• _Source text_:

»»

Silicon Elastomer Developments 1967-1977, Rubber Chemistry Technology, vol.
52, No. 3, Jul.-Aug. 1979, pp. 487-489.
|
Primary Examiner: Sotelo; Jesus D.
Attorney, Agent or Firm: Malin, Haley, DiMaggio & Crosby
Claims
I claim:
1. A connection for installation between marine engines and exhaust
conduits, comprising a flexible silicone rubber conduit having at least
one heat resistant fiber material impregnated therein, said fiber being
adapted to provide heat resistance and mechanical strength to said
silicone rubber conduit.
2. The connection of claim 1, wherein said heat resistant fiber material is
a blend of poly(m-phenylene isophthalamide) and poly(p-phenylene
terephthalamide).
3. The connection of claim 1, wherein said heat resistant fiber material is
selected from the group consisting of polybenzimidazoles, polyoxadiazoles
and polyparaphenylene terephthalamide.
4. The connection of claim 1, wherein said heat resistant fiber material is
selected from the group consisting of polybenzimidazoles; polyoxadiazoles;
polyparaphenylene terephthalamide; heat-treated/cyclized acrylics; cotton,
dacron, and rayon coated with flame resistant coating compositions;
cotton, dacron, rayon, polyolefins, polyesters, and acrylics spun with
flame retardant additives; cotton, dacron, rayon, pololefins, polyesters,
and acrylics spun with flame resistant polymers; asbestos; fiberglass; and
aluminum silicate.

««

Dataset entries
»»

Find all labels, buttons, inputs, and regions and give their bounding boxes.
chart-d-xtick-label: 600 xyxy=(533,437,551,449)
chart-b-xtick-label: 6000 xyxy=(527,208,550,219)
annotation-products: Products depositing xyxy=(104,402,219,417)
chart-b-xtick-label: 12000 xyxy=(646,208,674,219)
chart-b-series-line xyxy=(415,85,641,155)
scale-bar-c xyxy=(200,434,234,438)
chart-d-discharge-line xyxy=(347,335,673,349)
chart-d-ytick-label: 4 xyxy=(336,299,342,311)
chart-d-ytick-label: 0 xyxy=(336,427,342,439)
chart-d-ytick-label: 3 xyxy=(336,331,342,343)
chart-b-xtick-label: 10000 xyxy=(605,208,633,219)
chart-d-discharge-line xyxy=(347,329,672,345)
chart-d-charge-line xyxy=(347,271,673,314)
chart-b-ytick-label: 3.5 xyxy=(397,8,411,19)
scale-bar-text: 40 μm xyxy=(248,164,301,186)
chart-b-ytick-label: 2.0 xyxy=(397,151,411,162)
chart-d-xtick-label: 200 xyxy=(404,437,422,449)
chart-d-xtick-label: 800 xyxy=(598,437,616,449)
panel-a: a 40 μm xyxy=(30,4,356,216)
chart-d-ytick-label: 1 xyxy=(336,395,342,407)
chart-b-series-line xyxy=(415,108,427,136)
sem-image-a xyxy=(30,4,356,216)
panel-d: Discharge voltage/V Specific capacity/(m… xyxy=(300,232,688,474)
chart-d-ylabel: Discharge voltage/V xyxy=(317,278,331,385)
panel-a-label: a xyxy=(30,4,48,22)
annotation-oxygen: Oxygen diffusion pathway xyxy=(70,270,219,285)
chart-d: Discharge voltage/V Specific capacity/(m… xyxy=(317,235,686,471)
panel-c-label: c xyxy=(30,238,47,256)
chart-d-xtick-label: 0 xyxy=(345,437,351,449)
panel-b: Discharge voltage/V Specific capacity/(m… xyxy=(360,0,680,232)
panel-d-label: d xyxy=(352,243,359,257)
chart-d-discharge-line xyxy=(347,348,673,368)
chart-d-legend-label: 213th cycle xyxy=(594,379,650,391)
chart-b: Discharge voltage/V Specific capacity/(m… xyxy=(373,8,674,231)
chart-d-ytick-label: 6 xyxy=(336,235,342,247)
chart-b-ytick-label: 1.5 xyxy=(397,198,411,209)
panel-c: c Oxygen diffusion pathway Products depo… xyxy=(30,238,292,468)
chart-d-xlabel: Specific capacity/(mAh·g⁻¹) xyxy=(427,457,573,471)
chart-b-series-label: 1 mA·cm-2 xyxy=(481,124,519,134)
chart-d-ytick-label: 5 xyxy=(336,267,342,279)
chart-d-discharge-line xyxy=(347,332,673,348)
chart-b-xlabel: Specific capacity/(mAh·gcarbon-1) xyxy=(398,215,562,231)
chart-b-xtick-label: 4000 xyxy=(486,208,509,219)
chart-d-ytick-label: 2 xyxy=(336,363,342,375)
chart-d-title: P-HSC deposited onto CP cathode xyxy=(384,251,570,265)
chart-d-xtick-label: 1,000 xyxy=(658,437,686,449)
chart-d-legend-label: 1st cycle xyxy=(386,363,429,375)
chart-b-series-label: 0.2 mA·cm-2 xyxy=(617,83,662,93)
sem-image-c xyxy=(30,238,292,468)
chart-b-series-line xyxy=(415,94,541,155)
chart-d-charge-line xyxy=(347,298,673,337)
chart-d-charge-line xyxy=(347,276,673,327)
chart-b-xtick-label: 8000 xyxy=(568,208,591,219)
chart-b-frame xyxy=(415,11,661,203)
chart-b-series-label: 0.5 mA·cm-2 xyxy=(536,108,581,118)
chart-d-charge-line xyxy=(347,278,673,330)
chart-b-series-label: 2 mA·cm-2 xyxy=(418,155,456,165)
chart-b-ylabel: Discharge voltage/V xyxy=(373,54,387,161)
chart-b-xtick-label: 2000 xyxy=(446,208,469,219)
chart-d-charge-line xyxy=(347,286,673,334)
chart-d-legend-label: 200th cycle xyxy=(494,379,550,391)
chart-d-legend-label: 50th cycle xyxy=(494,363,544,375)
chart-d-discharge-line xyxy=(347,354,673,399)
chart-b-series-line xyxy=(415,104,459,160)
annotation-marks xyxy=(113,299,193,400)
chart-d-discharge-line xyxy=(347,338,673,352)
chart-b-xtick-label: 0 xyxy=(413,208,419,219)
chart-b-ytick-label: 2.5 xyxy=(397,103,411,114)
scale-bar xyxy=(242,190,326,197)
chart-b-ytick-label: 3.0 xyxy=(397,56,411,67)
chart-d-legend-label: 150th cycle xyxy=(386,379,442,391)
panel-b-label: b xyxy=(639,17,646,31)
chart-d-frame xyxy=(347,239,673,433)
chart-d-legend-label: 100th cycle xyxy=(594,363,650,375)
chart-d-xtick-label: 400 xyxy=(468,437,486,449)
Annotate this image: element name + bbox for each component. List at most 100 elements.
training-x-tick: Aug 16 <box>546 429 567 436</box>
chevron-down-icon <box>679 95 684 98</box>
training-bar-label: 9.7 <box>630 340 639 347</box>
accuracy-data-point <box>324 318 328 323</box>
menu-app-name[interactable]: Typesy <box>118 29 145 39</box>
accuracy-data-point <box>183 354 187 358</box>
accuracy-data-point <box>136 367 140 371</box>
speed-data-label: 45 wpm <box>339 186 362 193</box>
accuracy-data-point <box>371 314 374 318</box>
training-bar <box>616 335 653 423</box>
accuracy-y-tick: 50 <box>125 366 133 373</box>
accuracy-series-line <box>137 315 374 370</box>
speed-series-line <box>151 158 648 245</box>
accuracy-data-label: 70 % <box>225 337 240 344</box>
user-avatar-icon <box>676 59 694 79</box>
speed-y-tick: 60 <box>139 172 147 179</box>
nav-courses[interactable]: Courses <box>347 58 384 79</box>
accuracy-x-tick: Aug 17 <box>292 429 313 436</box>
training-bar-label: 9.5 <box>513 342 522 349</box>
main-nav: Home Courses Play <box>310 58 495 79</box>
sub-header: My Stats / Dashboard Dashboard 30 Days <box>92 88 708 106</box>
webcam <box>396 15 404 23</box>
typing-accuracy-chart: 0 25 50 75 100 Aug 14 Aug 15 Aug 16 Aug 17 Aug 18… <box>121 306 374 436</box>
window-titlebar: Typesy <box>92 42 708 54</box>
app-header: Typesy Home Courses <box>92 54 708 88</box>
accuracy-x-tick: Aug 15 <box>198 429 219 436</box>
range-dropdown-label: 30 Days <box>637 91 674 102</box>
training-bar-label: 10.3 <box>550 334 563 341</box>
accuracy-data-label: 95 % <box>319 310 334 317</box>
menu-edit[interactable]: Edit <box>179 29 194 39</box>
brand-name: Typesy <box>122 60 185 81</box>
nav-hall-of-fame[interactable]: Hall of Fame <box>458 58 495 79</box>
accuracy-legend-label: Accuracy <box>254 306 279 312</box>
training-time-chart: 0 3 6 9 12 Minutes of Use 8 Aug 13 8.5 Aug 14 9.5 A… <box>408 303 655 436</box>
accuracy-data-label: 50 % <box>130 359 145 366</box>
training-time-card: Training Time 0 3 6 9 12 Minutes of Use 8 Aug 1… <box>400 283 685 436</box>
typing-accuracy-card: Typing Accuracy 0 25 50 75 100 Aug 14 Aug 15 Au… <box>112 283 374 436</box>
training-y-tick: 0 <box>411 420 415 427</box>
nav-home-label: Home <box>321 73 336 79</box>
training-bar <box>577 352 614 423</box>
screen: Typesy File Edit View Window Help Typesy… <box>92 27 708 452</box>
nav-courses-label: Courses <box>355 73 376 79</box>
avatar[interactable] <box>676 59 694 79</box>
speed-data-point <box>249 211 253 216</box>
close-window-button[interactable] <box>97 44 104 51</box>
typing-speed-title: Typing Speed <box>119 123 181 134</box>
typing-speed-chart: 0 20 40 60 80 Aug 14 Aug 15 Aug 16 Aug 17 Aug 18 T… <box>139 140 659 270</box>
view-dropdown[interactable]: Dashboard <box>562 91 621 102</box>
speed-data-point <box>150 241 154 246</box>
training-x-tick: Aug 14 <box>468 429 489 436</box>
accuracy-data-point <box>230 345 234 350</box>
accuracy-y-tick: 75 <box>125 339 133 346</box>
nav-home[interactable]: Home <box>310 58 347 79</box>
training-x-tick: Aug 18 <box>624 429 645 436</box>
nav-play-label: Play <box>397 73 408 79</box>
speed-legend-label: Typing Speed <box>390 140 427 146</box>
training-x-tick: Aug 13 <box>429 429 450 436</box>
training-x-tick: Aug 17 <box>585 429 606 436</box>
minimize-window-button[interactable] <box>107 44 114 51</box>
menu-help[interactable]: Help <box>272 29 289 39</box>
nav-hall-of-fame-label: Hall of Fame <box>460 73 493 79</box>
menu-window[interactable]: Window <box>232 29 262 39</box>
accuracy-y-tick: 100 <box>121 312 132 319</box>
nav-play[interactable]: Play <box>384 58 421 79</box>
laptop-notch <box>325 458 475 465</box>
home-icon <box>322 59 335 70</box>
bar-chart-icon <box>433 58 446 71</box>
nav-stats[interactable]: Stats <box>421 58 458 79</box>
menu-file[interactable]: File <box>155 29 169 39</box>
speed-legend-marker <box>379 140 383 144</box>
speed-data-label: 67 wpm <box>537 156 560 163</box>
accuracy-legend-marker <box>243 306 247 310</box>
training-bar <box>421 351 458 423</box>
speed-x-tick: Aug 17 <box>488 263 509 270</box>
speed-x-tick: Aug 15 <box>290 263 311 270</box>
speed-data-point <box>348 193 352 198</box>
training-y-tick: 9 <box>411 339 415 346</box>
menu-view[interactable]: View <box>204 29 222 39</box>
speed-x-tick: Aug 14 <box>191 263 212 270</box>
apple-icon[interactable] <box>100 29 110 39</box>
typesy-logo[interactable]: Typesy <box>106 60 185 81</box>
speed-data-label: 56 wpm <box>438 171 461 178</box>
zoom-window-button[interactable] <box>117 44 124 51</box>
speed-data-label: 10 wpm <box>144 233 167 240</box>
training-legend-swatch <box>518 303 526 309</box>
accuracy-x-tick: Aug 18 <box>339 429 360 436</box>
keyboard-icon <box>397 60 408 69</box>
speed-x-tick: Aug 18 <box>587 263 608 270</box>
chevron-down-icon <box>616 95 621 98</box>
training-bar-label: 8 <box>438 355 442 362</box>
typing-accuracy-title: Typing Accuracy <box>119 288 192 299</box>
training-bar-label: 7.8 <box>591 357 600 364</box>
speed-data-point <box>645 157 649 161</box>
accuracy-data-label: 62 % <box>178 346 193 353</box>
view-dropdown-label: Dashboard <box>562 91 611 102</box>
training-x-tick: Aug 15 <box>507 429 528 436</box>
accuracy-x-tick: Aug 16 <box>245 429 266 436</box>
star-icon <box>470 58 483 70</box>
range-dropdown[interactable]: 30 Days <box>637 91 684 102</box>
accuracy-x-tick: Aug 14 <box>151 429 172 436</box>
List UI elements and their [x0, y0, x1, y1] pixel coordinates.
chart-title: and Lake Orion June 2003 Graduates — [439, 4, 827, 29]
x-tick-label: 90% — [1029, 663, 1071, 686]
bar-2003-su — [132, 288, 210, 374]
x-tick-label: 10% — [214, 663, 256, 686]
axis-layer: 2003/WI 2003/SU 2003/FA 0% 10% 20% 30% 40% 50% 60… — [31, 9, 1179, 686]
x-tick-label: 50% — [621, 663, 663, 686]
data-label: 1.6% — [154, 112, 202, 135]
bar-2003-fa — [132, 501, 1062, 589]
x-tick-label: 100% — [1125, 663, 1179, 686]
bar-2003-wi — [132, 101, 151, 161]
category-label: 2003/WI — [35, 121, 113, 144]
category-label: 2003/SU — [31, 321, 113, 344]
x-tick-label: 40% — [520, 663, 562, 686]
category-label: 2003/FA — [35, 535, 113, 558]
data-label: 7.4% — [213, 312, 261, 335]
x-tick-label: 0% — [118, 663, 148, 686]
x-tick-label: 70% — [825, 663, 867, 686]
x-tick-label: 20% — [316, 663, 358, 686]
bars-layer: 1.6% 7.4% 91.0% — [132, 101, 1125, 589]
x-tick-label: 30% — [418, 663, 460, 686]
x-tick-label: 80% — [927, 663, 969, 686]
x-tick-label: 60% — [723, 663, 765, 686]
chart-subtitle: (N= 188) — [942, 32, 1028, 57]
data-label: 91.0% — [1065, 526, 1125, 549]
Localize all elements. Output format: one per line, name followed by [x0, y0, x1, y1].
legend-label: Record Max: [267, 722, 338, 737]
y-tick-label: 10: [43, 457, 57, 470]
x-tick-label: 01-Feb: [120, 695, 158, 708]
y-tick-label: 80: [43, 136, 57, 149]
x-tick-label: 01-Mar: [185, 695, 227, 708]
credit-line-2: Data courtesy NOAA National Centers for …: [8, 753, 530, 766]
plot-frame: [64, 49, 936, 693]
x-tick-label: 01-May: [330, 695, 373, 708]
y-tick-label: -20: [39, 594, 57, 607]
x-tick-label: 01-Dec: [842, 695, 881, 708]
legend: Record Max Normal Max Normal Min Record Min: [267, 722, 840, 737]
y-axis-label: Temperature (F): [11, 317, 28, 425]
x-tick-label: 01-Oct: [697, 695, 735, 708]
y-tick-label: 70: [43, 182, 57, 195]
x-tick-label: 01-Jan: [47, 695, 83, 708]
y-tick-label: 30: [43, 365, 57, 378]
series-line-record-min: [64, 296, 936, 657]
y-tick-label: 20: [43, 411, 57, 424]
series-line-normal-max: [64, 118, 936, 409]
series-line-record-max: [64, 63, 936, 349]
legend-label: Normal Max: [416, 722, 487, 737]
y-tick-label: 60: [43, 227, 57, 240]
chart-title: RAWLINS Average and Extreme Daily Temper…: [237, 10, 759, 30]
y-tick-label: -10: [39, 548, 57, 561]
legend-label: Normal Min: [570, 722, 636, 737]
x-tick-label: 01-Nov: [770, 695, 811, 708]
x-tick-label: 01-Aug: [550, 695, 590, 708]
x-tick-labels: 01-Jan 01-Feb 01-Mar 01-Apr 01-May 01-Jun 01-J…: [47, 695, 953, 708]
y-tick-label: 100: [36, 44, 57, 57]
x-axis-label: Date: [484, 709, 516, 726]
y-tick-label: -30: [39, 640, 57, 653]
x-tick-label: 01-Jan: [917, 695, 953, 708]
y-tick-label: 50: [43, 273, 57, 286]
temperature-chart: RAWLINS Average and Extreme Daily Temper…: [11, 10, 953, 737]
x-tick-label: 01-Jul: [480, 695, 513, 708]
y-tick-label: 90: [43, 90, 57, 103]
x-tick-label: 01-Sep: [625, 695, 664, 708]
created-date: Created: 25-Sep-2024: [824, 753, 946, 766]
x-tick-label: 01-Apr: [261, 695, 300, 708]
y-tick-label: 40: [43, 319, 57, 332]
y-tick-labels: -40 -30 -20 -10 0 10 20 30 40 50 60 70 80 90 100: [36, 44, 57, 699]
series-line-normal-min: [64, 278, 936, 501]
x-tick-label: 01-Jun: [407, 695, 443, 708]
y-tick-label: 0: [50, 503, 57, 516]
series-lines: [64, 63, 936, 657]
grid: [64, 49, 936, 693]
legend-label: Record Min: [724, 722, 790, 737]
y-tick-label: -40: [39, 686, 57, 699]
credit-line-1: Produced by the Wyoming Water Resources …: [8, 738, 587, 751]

««

• _Actions to take_:
A. Answer these questions from the patent excerpt:
(i) Who is named as the primary examiner?
(ii) According to claim 1, what material is the flexible conduit made of?
(iii) In claim 2, the heat resistant fiber material is a blend of which two substances?
B. Can you quote everything in the patent excerpt from "3. The connection" down to "aluminum silicate."?

• _Answers to the exercises_:
A.
(i) Sotelo; Jesus D.
(ii) Silicone rubber.
(iii) Poly(m-phenylene isophthalamide) and poly(p-phenylene terephthalamide).

B.
3. The connection of claim 1, wherein said heat resistant fiber material is
selected from the group consisting of polybenzimidazoles, polyoxadiazoles
and polyparaphenylene terephthalamide.
4. The connection of claim 1, wherein said heat resistant fiber material is
selected from the group consisting of polybenzimidazoles; polyoxadiazoles;
polyparaphenylene terephthalamide; heat-treated/cyclized acrylics; cotton,
dacron, and rayon coated with flame resistant coating compositions;
cotton, dacron, rayon, polyolefins, polyesters, and acrylics spun with
flame retardant additives; cotton, dacron, rayon, pololefins, polyesters,
and acrylics spun with flame resistant polymers; asbestos; fiberglass; and
aluminum silicate.